Fragmento para leer:

======

Sofia Coppola rescata a 'Priscilla' de la jaula de oro de Elvis Presley en un delicado 'biopic'
La esperada aproximación de la cineasta a la mujer del cantante traza el auge y caída de una relación desigual, con abusos psicológicos y más virtual que efectiva.
13 febrero, 2024 02:22De Lost in Translation (2003) a The Bling Ring (2013), pasando por María Antonieta (2006), la filmografía de Sofia Coppola puede verse como un sensible estudio de la experiencia del privilegio, tratado como un objeto de fascinación, pero también como una fuente de melancolía. Bajo este prisma, Priscilla, la esperada aproximación de Coppola a los años que Priscilla Ann Beaulieu Wagner (Nueva York, 1945) compartió con Elvis Presley, debe entenderse como la enésima prueba de la solidez y cohesión del imaginario de la estadounidense.

======

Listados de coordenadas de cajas
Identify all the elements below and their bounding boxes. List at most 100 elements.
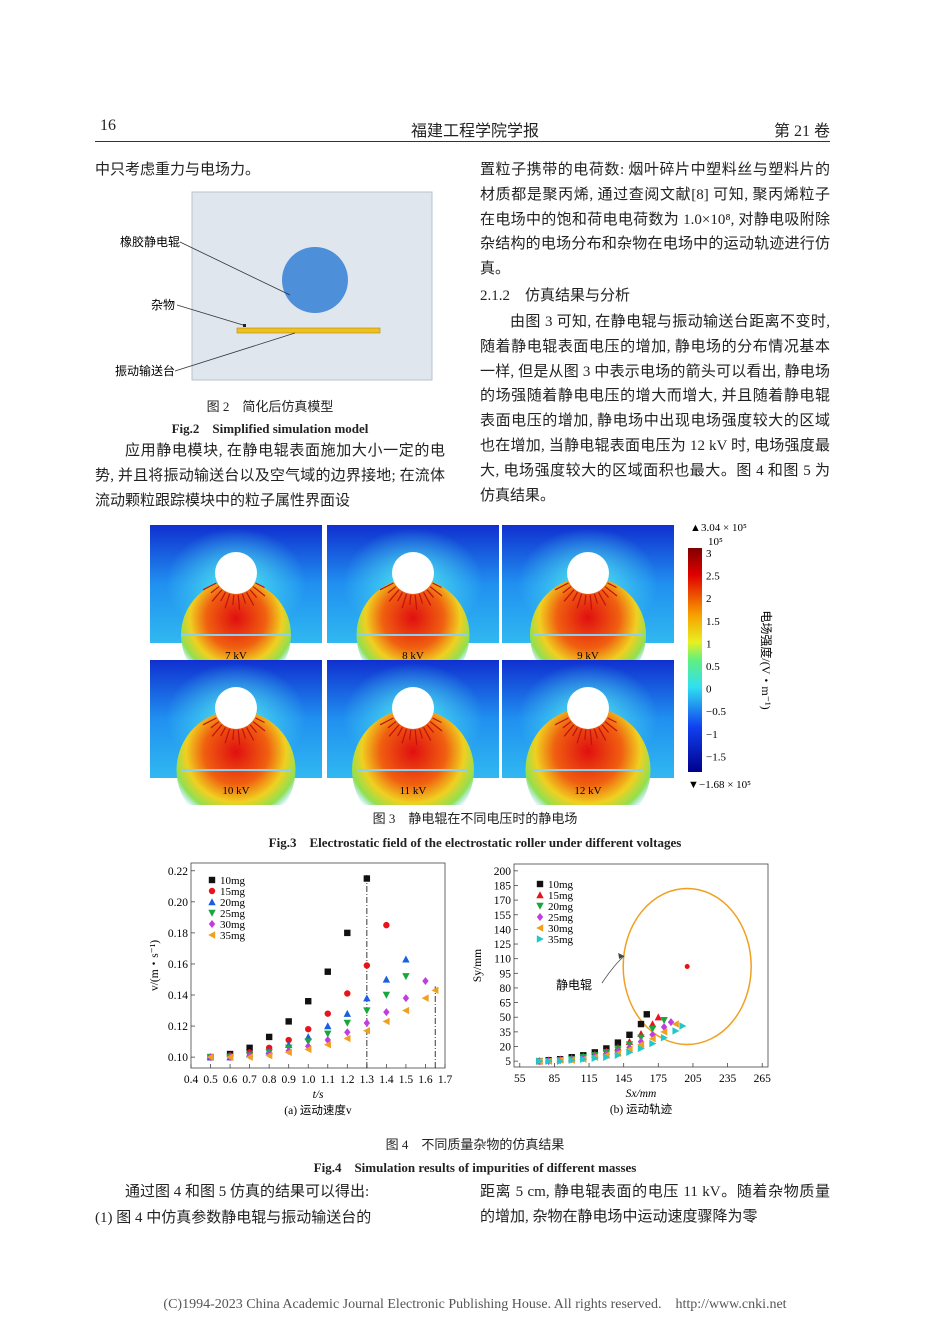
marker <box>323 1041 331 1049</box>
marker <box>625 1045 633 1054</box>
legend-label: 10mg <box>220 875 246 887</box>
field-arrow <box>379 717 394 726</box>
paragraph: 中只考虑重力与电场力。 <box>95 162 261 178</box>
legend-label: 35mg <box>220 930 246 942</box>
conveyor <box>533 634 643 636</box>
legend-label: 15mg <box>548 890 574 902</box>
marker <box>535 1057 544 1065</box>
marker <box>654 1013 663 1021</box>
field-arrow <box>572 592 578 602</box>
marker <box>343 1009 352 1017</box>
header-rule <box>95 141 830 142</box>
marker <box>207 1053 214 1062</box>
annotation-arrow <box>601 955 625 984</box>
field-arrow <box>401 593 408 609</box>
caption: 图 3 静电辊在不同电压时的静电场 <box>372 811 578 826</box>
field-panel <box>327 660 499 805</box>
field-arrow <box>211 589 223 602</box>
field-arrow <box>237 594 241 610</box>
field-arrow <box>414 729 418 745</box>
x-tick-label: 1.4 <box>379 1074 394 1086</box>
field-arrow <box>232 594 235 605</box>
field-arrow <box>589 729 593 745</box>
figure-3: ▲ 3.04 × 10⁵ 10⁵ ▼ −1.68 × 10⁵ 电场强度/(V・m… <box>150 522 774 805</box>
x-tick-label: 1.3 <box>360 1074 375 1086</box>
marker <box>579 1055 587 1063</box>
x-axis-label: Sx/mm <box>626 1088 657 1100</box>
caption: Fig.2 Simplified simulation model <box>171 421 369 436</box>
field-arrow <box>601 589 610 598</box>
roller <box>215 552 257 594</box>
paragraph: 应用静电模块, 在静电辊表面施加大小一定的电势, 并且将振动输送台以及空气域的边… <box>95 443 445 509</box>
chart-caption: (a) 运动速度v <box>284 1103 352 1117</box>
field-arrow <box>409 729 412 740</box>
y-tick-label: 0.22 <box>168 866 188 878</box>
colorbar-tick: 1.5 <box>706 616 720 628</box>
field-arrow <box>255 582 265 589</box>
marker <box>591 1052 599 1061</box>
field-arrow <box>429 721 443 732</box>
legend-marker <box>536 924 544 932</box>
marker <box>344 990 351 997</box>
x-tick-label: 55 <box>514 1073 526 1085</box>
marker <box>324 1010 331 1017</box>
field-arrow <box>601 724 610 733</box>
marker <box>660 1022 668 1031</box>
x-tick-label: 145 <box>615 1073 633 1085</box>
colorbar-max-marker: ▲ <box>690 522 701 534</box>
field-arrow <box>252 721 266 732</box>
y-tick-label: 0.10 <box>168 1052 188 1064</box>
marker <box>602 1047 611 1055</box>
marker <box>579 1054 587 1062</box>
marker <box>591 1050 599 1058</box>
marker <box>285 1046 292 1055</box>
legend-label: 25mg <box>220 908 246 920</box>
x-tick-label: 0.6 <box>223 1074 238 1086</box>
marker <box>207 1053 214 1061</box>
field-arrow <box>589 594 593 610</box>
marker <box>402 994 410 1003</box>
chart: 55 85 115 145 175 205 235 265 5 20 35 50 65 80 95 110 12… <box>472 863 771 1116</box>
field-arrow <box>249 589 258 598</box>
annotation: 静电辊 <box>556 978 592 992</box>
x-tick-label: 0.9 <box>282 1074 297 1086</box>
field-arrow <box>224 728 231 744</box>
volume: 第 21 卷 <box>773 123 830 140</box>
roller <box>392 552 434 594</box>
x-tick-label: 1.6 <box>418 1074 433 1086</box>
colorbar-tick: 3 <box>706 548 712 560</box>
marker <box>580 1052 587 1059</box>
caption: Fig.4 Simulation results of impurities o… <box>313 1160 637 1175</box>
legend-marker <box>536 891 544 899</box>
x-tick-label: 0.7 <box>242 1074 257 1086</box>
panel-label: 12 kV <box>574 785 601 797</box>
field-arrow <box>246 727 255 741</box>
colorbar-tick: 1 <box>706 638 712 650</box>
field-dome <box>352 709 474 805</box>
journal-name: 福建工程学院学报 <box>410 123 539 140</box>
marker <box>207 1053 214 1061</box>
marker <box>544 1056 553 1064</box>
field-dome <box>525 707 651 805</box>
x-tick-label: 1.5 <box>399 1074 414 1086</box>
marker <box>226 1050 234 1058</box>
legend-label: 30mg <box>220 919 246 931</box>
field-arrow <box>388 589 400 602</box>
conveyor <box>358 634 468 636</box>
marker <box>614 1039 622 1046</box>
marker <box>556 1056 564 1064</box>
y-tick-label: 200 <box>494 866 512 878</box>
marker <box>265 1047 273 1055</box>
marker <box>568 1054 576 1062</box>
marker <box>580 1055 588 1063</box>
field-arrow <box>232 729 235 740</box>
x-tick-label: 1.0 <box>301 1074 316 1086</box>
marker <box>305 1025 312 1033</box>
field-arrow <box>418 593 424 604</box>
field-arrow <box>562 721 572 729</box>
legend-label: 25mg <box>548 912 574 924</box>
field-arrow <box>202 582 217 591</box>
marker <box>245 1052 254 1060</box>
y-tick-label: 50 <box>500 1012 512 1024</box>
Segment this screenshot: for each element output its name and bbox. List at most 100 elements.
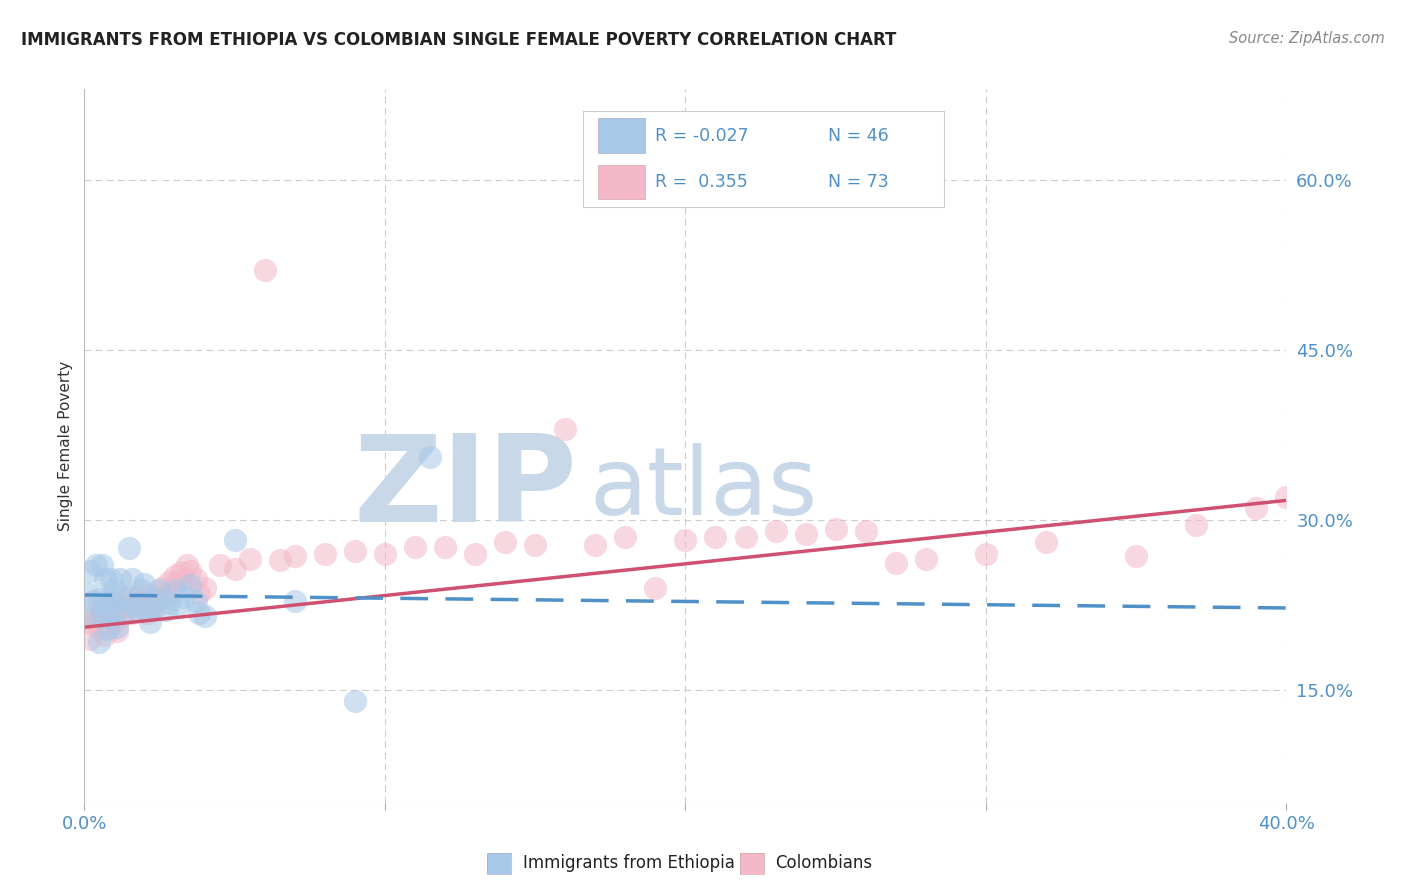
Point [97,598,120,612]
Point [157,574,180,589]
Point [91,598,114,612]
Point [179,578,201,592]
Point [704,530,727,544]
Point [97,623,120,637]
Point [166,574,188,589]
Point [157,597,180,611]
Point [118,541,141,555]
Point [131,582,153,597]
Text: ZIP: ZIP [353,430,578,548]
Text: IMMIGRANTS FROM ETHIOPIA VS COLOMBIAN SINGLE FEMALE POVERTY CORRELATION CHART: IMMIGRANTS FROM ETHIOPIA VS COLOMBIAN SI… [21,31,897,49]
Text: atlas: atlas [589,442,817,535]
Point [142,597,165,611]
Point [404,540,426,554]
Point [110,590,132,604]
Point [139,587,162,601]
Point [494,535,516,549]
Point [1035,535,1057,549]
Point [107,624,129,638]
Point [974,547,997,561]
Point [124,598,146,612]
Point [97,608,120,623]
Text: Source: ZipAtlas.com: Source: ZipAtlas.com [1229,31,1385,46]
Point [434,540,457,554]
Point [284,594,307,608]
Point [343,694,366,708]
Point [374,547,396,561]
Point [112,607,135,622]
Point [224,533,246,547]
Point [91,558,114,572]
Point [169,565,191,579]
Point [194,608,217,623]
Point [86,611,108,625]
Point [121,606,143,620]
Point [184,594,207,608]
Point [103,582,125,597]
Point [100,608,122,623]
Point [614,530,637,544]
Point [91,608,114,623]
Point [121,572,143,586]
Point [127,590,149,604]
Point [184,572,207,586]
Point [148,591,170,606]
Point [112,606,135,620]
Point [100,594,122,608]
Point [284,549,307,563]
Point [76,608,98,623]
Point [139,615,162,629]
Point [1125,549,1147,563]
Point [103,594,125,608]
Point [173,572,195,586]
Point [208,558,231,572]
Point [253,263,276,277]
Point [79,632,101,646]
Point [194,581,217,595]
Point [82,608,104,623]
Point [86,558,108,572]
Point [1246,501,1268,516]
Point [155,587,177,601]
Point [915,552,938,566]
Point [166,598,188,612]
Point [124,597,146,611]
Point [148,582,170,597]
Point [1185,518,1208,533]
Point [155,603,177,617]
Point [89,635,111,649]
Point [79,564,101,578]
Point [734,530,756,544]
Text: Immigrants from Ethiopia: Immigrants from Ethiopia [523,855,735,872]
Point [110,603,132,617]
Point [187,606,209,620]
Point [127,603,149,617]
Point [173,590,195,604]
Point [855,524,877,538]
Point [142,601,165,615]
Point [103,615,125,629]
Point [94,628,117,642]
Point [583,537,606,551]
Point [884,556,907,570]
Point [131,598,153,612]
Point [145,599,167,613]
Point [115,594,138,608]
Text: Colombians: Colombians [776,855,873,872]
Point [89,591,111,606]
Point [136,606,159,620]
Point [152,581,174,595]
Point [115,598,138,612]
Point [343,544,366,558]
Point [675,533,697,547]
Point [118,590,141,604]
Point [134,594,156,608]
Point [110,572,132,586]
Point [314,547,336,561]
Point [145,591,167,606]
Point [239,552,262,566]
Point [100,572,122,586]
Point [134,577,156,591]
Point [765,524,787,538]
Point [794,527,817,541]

======

Tarea escrita:
Prolonga la reseña sobre Priscilla, de Sofia Coppola, a partir de la última frase del fragmento para leer. El material no guarda relación con la reseña sobre Priscilla.

Resultado de la tarea:
Un componente autoral que ya aflora en la imagen inaugural del filme: un plano-detalle de los pies de la protagonista, con las uñas pintadas de rojo, andando sobre una alfombra rosada. La estampa alumbra tanto la belleza de Priscilla como su alienación. De hecho, la primera vez que Coppola filma el rostro de su heroína, la mirada inocente de la joven contrasta con la imposición de unas pestañas postizas, que aparecen acompañadas de objetos que decoraban Graceland, la jaula de oro de Elvis. Como suele ocurrir en el universo de Coppola, el preciosismo de Priscilla esconde una realidad doliente; en este caso, la lucha de una mujer cosificada por el mundo del espectáculo que debió sobrellevar soledades y traiciones antes de rebelarse contra el sometimiento.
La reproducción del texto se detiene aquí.